*TASK OBJECTIVE*. Below is a listing; copy all of it exactly.

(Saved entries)
**********
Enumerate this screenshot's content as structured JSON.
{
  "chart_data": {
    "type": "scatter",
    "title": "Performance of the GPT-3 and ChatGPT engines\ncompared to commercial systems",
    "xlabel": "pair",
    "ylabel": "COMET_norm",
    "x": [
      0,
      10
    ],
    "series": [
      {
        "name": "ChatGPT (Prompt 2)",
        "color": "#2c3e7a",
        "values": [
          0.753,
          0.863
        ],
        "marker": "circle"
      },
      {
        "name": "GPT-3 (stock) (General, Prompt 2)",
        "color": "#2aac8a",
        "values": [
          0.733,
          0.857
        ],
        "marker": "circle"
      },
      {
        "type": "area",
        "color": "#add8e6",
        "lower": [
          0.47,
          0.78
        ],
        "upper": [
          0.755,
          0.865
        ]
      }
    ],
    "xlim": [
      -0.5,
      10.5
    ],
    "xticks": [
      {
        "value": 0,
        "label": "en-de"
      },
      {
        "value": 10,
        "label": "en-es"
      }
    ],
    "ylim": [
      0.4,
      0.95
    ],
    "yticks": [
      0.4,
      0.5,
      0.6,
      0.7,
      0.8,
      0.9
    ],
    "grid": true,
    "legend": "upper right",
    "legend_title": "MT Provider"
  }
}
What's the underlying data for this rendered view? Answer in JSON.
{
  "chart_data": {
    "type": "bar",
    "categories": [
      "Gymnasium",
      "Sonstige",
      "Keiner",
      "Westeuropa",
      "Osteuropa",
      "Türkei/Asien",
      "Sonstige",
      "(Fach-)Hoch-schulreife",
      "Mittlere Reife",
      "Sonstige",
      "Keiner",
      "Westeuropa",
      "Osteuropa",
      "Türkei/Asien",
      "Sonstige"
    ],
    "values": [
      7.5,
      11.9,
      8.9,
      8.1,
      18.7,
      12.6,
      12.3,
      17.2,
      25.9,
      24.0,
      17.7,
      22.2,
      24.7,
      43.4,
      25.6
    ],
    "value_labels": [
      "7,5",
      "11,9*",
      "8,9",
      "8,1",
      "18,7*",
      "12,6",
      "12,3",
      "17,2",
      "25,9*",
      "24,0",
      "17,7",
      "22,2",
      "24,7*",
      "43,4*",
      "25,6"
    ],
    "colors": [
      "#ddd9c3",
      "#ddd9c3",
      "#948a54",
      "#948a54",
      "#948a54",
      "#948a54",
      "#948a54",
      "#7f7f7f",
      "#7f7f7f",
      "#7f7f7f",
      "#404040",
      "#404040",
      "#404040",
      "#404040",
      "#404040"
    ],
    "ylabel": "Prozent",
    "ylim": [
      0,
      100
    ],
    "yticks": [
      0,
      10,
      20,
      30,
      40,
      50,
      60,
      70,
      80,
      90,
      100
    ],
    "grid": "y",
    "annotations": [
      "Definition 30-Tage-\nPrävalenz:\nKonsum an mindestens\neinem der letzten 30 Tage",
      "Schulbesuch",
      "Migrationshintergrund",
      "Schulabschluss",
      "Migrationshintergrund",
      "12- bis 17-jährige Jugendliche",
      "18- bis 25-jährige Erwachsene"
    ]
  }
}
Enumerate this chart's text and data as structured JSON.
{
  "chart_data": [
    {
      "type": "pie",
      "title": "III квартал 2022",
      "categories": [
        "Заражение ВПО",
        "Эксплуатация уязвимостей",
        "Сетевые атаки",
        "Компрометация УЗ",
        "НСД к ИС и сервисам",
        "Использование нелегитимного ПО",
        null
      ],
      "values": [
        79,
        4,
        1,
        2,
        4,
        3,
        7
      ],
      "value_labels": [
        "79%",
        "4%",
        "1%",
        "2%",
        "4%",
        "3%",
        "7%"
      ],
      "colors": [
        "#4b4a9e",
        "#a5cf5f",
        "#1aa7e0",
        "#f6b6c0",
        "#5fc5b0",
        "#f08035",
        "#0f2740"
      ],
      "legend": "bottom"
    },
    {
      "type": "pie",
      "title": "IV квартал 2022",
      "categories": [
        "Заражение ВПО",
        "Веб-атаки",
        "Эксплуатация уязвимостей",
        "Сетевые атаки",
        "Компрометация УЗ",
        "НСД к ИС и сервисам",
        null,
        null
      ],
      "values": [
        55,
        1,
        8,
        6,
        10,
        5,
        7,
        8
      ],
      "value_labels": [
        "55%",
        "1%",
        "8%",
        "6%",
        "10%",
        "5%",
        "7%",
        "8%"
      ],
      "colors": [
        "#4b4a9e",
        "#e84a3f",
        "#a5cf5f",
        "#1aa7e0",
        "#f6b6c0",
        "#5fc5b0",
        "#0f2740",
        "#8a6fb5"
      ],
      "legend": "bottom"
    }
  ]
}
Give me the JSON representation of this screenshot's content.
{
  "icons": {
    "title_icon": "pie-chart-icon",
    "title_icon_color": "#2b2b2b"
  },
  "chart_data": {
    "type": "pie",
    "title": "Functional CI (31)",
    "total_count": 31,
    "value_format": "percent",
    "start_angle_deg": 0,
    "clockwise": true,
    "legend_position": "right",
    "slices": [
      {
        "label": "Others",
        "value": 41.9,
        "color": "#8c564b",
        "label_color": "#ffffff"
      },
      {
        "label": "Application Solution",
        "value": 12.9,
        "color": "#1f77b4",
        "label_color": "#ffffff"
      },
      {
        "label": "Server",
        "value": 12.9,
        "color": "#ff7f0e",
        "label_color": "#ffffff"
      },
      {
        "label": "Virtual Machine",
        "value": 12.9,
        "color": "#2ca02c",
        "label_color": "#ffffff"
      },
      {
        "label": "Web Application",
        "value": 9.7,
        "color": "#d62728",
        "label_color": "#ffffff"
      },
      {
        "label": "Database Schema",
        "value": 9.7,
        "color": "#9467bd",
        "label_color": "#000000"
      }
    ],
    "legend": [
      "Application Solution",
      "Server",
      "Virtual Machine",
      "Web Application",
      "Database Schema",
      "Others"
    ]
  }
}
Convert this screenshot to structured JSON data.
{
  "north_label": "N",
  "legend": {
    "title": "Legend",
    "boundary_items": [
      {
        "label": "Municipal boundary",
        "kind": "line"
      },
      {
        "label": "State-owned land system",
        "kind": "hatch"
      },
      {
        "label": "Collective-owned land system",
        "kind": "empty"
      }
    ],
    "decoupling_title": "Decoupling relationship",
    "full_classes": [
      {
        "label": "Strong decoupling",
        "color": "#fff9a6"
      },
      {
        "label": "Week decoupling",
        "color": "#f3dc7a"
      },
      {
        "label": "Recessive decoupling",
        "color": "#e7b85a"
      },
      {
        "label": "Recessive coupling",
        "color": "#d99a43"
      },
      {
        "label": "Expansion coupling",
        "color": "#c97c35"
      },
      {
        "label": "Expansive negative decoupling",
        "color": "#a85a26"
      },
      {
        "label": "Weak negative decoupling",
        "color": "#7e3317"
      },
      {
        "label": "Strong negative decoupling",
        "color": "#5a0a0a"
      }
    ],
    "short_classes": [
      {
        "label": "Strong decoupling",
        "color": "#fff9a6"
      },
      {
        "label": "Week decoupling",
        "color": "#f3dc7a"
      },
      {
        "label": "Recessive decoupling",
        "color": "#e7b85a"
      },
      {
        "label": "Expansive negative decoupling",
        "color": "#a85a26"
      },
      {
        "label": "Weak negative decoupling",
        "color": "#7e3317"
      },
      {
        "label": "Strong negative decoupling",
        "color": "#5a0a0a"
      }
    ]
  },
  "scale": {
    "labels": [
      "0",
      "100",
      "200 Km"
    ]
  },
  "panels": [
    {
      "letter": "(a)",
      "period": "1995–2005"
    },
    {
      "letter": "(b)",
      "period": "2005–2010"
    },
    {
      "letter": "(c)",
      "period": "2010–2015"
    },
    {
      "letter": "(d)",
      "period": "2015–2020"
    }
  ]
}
**********
*ANSWER TO THE PROBLEM*.
Enumerate this screenshot's content as structured JSON.
{
  "chart_data": {
    "type": "scatter",
    "title": "Performance of the GPT-3 and ChatGPT engines\ncompared to commercial systems",
    "xlabel": "pair",
    "ylabel": "COMET_norm",
    "x": [
      0,
      10
    ],
    "series": [
      {
        "name": "ChatGPT (Prompt 2)",
        "color": "#2c3e7a",
        "values": [
          0.753,
          0.863
        ],
        "marker": "circle"
      },
      {
        "name": "GPT-3 (stock) (General, Prompt 2)",
        "color": "#2aac8a",
        "values": [
          0.733,
          0.857
        ],
        "marker": "circle"
      },
      {
        "type": "area",
        "color": "#add8e6",
        "lower": [
          0.47,
          0.78
        ],
        "upper": [
          0.755,
          0.865
        ]
      }
    ],
    "xlim": [
      -0.5,
      10.5
    ],
    "xticks": [
      {
        "value": 0,
        "label": "en-de"
      },
      {
        "value": 10,
        "label": "en-es"
      }
    ],
    "ylim": [
      0.4,
      0.95
    ],
    "yticks": [
      0.4,
      0.5,
      0.6,
      0.7,
      0.8,
      0.9
    ],
    "grid": true,
    "legend": "upper right",
    "legend_title": "MT Provider"
  }
}
What's the underlying data for this rendered view? Answer in JSON.
{
  "chart_data": {
    "type": "bar",
    "categories": [
      "Gymnasium",
      "Sonstige",
      "Keiner",
      "Westeuropa",
      "Osteuropa",
      "Türkei/Asien",
      "Sonstige",
      "(Fach-)Hoch-schulreife",
      "Mittlere Reife",
      "Sonstige",
      "Keiner",
      "Westeuropa",
      "Osteuropa",
      "Türkei/Asien",
      "Sonstige"
    ],
    "values": [
      7.5,
      11.9,
      8.9,
      8.1,
      18.7,
      12.6,
      12.3,
      17.2,
      25.9,
      24.0,
      17.7,
      22.2,
      24.7,
      43.4,
      25.6
    ],
    "value_labels": [
      "7,5",
      "11,9*",
      "8,9",
      "8,1",
      "18,7*",
      "12,6",
      "12,3",
      "17,2",
      "25,9*",
      "24,0",
      "17,7",
      "22,2",
      "24,7*",
      "43,4*",
      "25,6"
    ],
    "colors": [
      "#ddd9c3",
      "#ddd9c3",
      "#948a54",
      "#948a54",
      "#948a54",
      "#948a54",
      "#948a54",
      "#7f7f7f",
      "#7f7f7f",
      "#7f7f7f",
      "#404040",
      "#404040",
      "#404040",
      "#404040",
      "#404040"
    ],
    "ylabel": "Prozent",
    "ylim": [
      0,
      100
    ],
    "yticks": [
      0,
      10,
      20,
      30,
      40,
      50,
      60,
      70,
      80,
      90,
      100
    ],
    "grid": "y",
    "annotations": [
      "Definition 30-Tage-\nPrävalenz:\nKonsum an mindestens\neinem der letzten 30 Tage",
      "Schulbesuch",
      "Migrationshintergrund",
      "Schulabschluss",
      "Migrationshintergrund",
      "12- bis 17-jährige Jugendliche",
      "18- bis 25-jährige Erwachsene"
    ]
  }
}
Enumerate this chart's text and data as structured JSON.
{
  "chart_data": [
    {
      "type": "pie",
      "title": "III квартал 2022",
      "categories": [
        "Заражение ВПО",
        "Эксплуатация уязвимостей",
        "Сетевые атаки",
        "Компрометация УЗ",
        "НСД к ИС и сервисам",
        "Использование нелегитимного ПО",
        null
      ],
      "values": [
        79,
        4,
        1,
        2,
        4,
        3,
        7
      ],
      "value_labels": [
        "79%",
        "4%",
        "1%",
        "2%",
        "4%",
        "3%",
        "7%"
      ],
      "colors": [
        "#4b4a9e",
        "#a5cf5f",
        "#1aa7e0",
        "#f6b6c0",
        "#5fc5b0",
        "#f08035",
        "#0f2740"
      ],
      "legend": "bottom"
    },
    {
      "type": "pie",
      "title": "IV квартал 2022",
      "categories": [
        "Заражение ВПО",
        "Веб-атаки",
        "Эксплуатация уязвимостей",
        "Сетевые атаки",
        "Компрометация УЗ",
        "НСД к ИС и сервисам",
        null,
        null
      ],
      "values": [
        55,
        1,
        8,
        6,
        10,
        5,
        7,
        8
      ],
      "value_labels": [
        "55%",
        "1%",
        "8%",
        "6%",
        "10%",
        "5%",
        "7%",
        "8%"
      ],
      "colors": [
        "#4b4a9e",
        "#e84a3f",
        "#a5cf5f",
        "#1aa7e0",
        "#f6b6c0",
        "#5fc5b0",
        "#0f2740",
        "#8a6fb5"
      ],
      "legend": "bottom"
    }
  ]
}
Give me the JSON representation of this screenshot's content.
{
  "icons": {
    "title_icon": "pie-chart-icon",
    "title_icon_color": "#2b2b2b"
  },
  "chart_data": {
    "type": "pie",
    "title": "Functional CI (31)",
    "total_count": 31,
    "value_format": "percent",
    "start_angle_deg": 0,
    "clockwise": true,
    "legend_position": "right",
    "slices": [
      {
        "label": "Others",
        "value": 41.9,
        "color": "#8c564b",
        "label_color": "#ffffff"
      },
      {
        "label": "Application Solution",
        "value": 12.9,
        "color": "#1f77b4",
        "label_color": "#ffffff"
      },
      {
        "label": "Server",
        "value": 12.9,
        "color": "#ff7f0e",
        "label_color": "#ffffff"
      },
      {
        "label": "Virtual Machine",
        "value": 12.9,
        "color": "#2ca02c",
        "label_color": "#ffffff"
      },
      {
        "label": "Web Application",
        "value": 9.7,
        "color": "#d62728",
        "label_color": "#ffffff"
      },
      {
        "label": "Database Schema",
        "value": 9.7,
        "color": "#9467bd",
        "label_color": "#000000"
      }
    ],
    "legend": [
      "Application Solution",
      "Server",
      "Virtual Machine",
      "Web Application",
      "Database Schema",
      "Others"
    ]
  }
}
Convert this screenshot to structured JSON data.
{
  "north_label": "N",
  "legend": {
    "title": "Legend",
    "boundary_items": [
      {
        "label": "Municipal boundary",
        "kind": "line"
      },
      {
        "label": "State-owned land system",
        "kind": "hatch"
      },
      {
        "label": "Collective-owned land system",
        "kind": "empty"
      }
    ],
    "decoupling_title": "Decoupling relationship",
    "full_classes": [
      {
        "label": "Strong decoupling",
        "color": "#fff9a6"
      },
      {
        "label": "Week decoupling",
        "color": "#f3dc7a"
      },
      {
        "label": "Recessive decoupling",
        "color": "#e7b85a"
      },
      {
        "label": "Recessive coupling",
        "color": "#d99a43"
      },
      {
        "label": "Expansion coupling",
        "color": "#c97c35"
      },
      {
        "label": "Expansive negative decoupling",
        "color": "#a85a26"
      },
      {
        "label": "Weak negative decoupling",
        "color": "#7e3317"
      },
      {
        "label": "Strong negative decoupling",
        "color": "#5a0a0a"
      }
    ],
    "short_classes": [
      {
        "label": "Strong decoupling",
        "color": "#fff9a6"
      },
      {
        "label": "Week decoupling",
        "color": "#f3dc7a"
      },
      {
        "label": "Recessive decoupling",
        "color": "#e7b85a"
      },
      {
        "label": "Expansive negative decoupling",
        "color": "#a85a26"
      },
      {
        "label": "Weak negative decoupling",
        "color": "#7e3317"
      },
      {
        "label": "Strong negative decoupling",
        "color": "#5a0a0a"
      }
    ]
  },
  "scale": {
    "labels": [
      "0",
      "100",
      "200 Km"
    ]
  },
  "panels": [
    {
      "letter": "(a)",
      "period": "1995–2005"
    },
    {
      "letter": "(b)",
      "period": "2005–2010"
    },
    {
      "letter": "(c)",
      "period": "2010–2015"
    },
    {
      "letter": "(d)",
      "period": "2015–2020"
    }
  ]
}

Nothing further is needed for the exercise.